> [PROBLEM]: Check each line of the listing, and copy it if it contains the word "обеспечения".

----

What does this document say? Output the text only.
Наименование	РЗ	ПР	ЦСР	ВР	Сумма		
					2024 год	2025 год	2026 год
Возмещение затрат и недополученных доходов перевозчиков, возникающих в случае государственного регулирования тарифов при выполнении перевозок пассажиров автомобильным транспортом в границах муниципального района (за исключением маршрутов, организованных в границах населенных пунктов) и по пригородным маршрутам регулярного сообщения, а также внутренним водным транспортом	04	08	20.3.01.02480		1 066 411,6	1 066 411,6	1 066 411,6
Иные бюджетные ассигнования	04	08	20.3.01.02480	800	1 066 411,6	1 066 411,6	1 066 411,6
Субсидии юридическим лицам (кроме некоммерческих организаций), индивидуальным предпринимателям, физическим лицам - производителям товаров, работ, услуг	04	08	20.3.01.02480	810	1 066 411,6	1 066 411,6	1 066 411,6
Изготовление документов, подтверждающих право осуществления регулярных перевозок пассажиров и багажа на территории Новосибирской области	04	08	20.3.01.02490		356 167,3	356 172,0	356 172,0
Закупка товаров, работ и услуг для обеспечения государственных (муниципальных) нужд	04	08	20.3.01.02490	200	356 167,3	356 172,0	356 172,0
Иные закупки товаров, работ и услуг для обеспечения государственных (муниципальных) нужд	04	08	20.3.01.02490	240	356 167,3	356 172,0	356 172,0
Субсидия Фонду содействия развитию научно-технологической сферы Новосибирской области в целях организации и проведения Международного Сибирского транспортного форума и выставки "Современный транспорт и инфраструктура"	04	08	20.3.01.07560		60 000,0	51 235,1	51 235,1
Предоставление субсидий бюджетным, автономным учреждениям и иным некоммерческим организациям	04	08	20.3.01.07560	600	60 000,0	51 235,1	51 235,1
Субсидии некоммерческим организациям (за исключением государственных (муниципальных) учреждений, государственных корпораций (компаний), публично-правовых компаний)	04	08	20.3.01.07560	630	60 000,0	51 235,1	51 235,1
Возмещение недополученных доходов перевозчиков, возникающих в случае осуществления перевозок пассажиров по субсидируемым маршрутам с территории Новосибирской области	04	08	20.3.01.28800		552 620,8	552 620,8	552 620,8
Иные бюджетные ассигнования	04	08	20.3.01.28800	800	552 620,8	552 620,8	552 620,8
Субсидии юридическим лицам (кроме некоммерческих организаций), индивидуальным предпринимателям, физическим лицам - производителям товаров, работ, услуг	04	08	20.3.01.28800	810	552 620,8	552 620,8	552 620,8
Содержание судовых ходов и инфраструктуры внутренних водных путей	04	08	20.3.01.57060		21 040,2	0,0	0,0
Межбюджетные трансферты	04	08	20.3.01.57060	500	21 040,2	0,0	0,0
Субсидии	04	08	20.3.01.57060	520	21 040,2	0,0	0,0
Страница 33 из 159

----

> [ANSWER BELOW]:
Закупка товаров, работ и услуг для обеспечения государственных (муниципальных) нужд	04	08	20.3.01.02490	200	356 167,3	356 172,0	356 172,0
Иные закупки товаров, работ и услуг для обеспечения государственных (муниципальных) нужд	04	08	20.3.01.02490	240	356 167,3	356 172,0	356 172,0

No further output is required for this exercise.